### TASK DESCRIPTION
Make an exact copy of the records, with the pictures left out.

[Dataset rows about figures]
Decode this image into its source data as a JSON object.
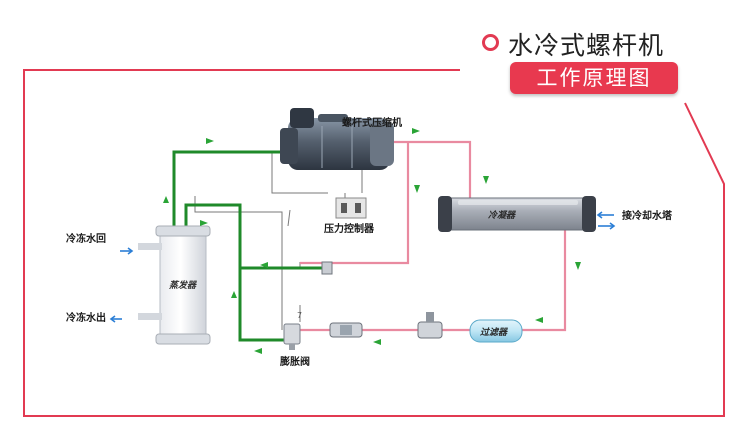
{
  "header": {
    "title": "水冷式螺杆机",
    "subtitle": "工作原理图"
  },
  "labels": {
    "compressor": "螺杆式压缩机",
    "pressure_controller": "压力控制器",
    "condenser": "冷凝器",
    "cooling_tower": "接冷却水塔",
    "evaporator": "蒸发器",
    "chilled_return": "冷冻水回",
    "chilled_out": "冷冻水出",
    "expansion_valve": "膨胀阀",
    "filter": "过滤器",
    "small_mark": "7"
  },
  "colors": {
    "frame": "#e23a52",
    "green_pipe": "#1f8a2a",
    "pink_pipe": "#e98aa0",
    "arrow_green": "#2aa436",
    "arrow_blue": "#2c7fd6",
    "title_badge": "#e8394f"
  }
}
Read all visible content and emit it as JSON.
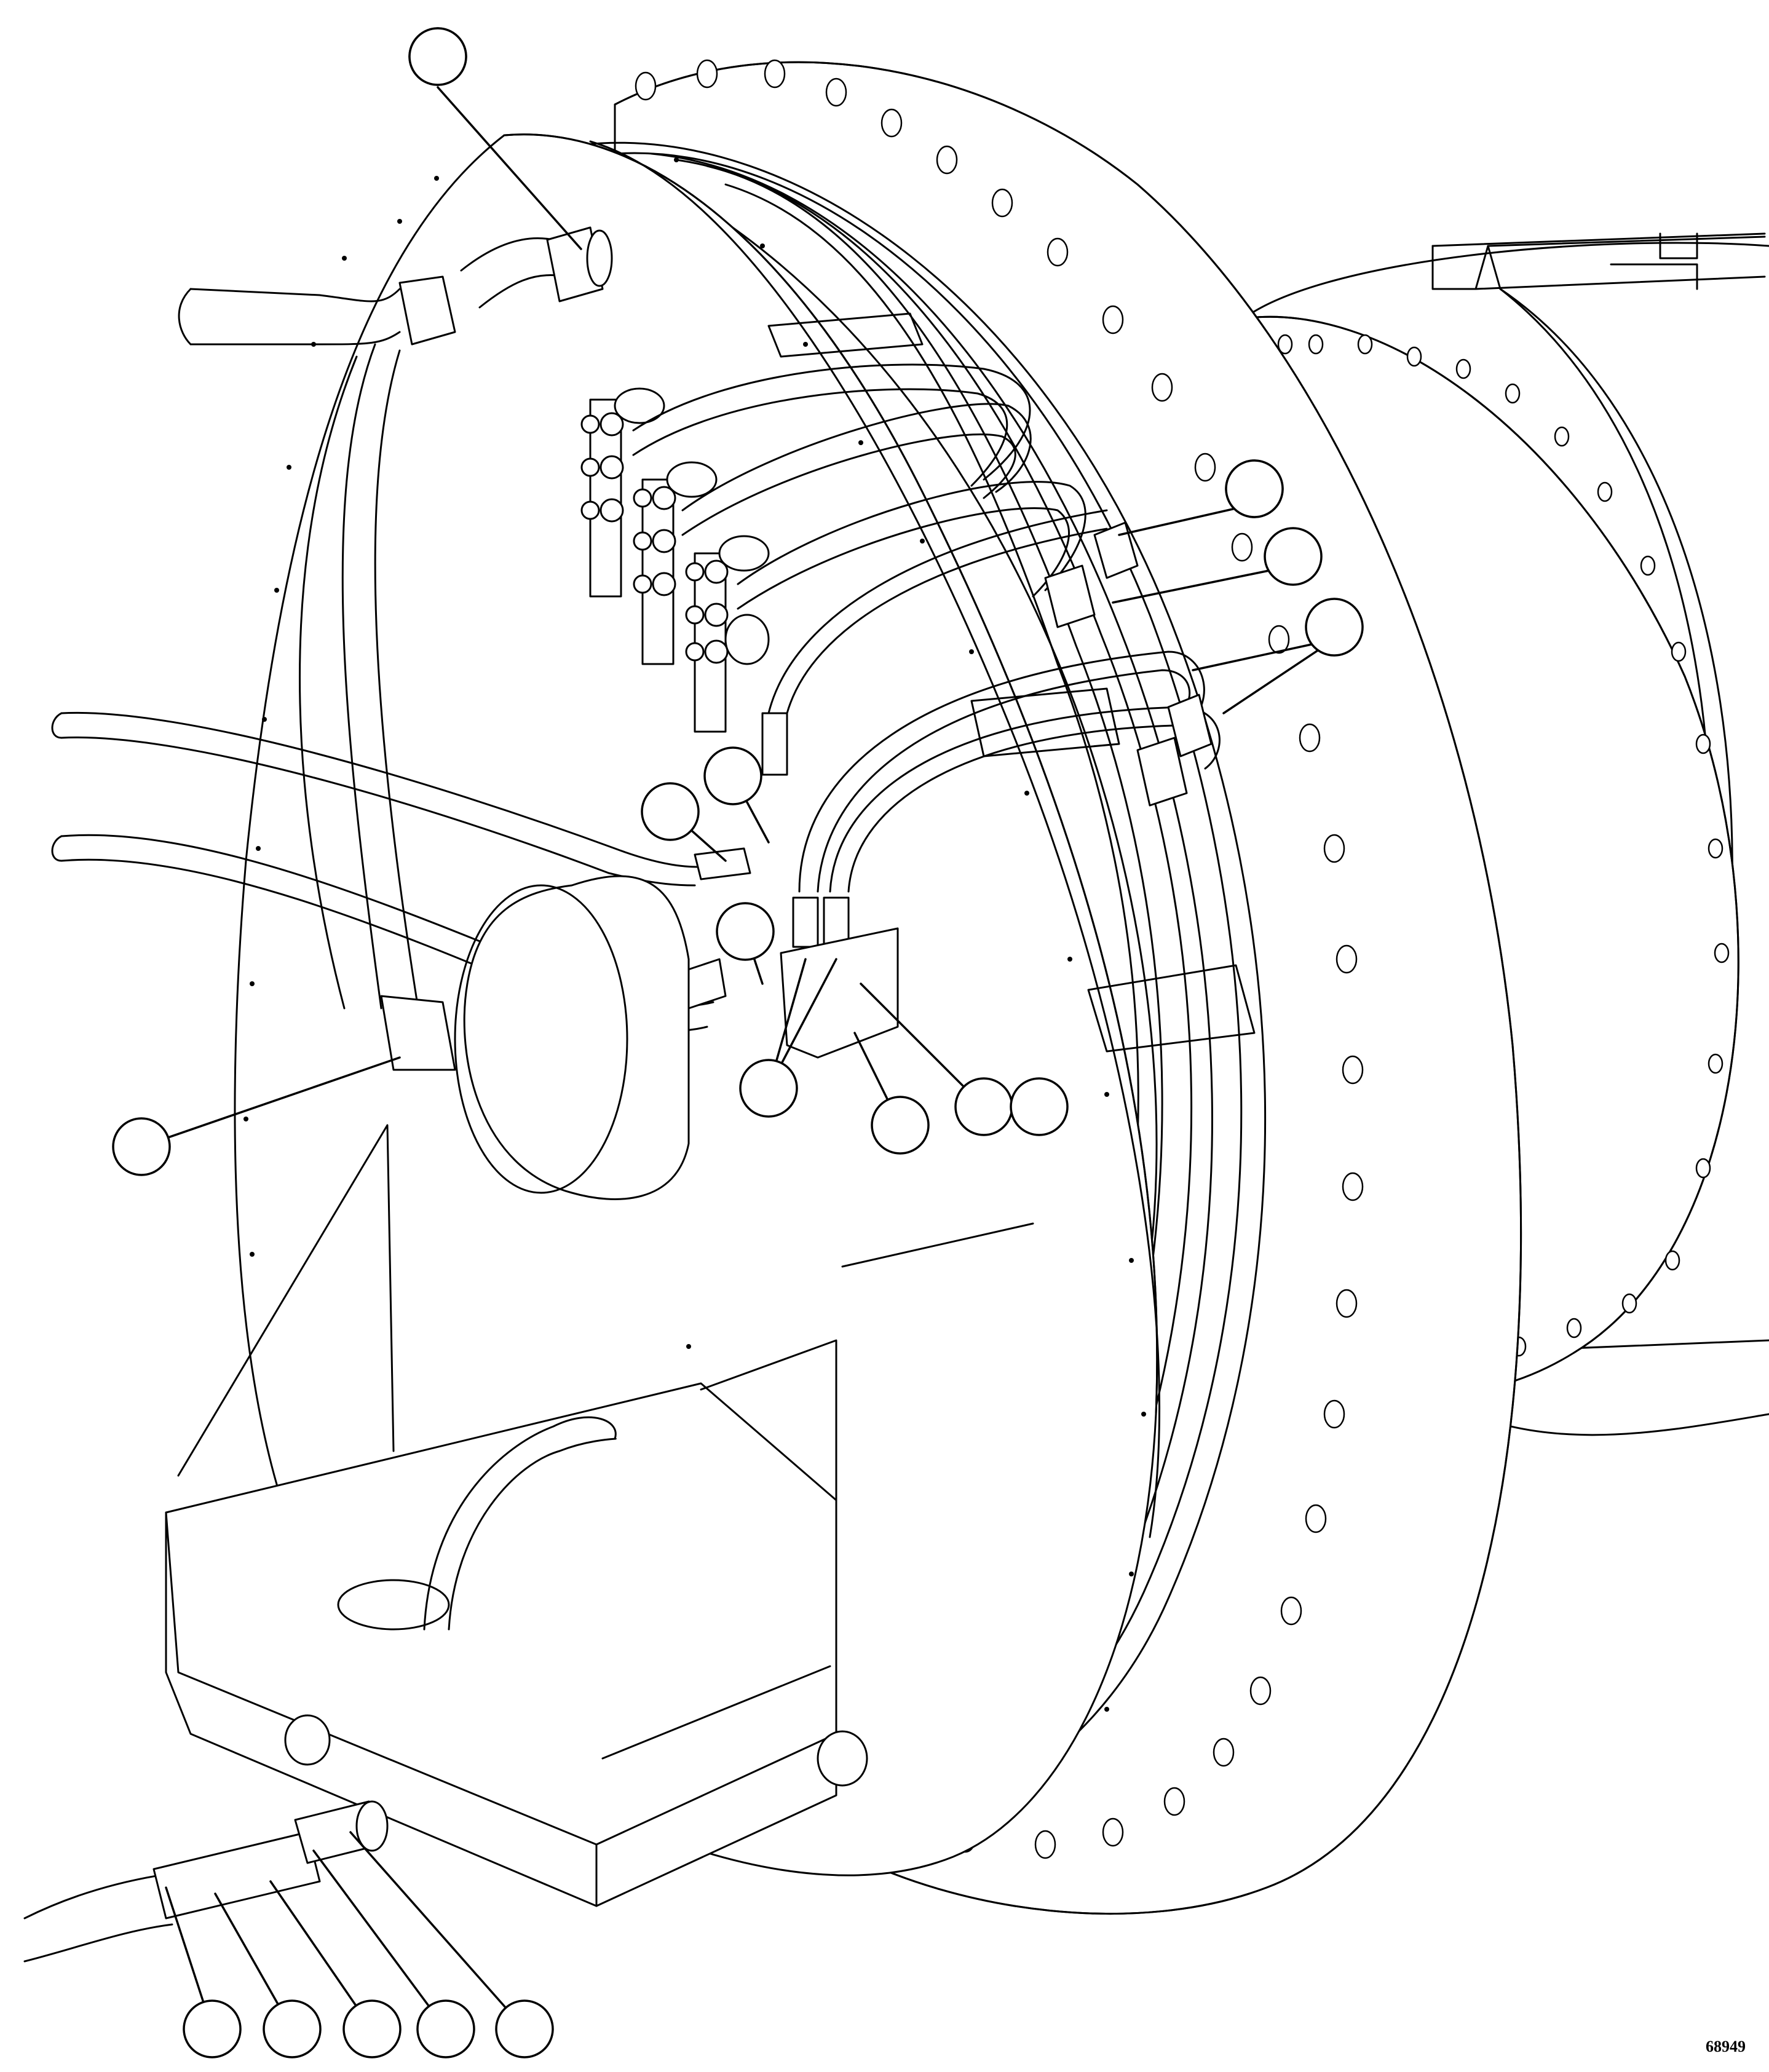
{
  "figure": {
    "number": "68949",
    "callouts": [
      {
        "id": "c01"
      },
      {
        "id": "c02"
      },
      {
        "id": "c03"
      },
      {
        "id": "c04"
      },
      {
        "id": "c05"
      },
      {
        "id": "c06"
      },
      {
        "id": "c07"
      },
      {
        "id": "c08"
      },
      {
        "id": "c09"
      },
      {
        "id": "c10"
      },
      {
        "id": "c11"
      },
      {
        "id": "c12"
      },
      {
        "id": "c13"
      },
      {
        "id": "c14"
      },
      {
        "id": "c15"
      },
      {
        "id": "c16"
      },
      {
        "id": "c17"
      },
      {
        "id": "c18"
      },
      {
        "id": "c19"
      }
    ]
  },
  "colors": {
    "line": "#000000",
    "background": "#ffffff"
  }
}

### CORRECT ANSWER
Decode this image into its source data as a JSON object.
{
  "header": {
    "title": "水冷式螺杆机",
    "subtitle": "工作原理图"
  },
  "labels": {
    "compressor": "螺杆式压缩机",
    "pressure_controller": "压力控制器",
    "condenser": "冷凝器",
    "cooling_tower": "接冷却水塔",
    "evaporator": "蒸发器",
    "chilled_return": "冷冻水回",
    "chilled_out": "冷冻水出",
    "expansion_valve": "膨胀阀",
    "filter": "过滤器",
    "small_mark": "7"
  },
  "colors": {
    "frame": "#e23a52",
    "green_pipe": "#1f8a2a",
    "pink_pipe": "#e98aa0",
    "arrow_green": "#2aa436",
    "arrow_blue": "#2c7fd6",
    "title_badge": "#e8394f"
  }
}
Read all visible content and emit it as JSON.
{
  "figure": {
    "number": "68949",
    "callouts": [
      {
        "id": "c01"
      },
      {
        "id": "c02"
      },
      {
        "id": "c03"
      },
      {
        "id": "c04"
      },
      {
        "id": "c05"
      },
      {
        "id": "c06"
      },
      {
        "id": "c07"
      },
      {
        "id": "c08"
      },
      {
        "id": "c09"
      },
      {
        "id": "c10"
      },
      {
        "id": "c11"
      },
      {
        "id": "c12"
      },
      {
        "id": "c13"
      },
      {
        "id": "c14"
      },
      {
        "id": "c15"
      },
      {
        "id": "c16"
      },
      {
        "id": "c17"
      },
      {
        "id": "c18"
      },
      {
        "id": "c19"
      }
    ]
  },
  "colors": {
    "line": "#000000",
    "background": "#ffffff"
  }
}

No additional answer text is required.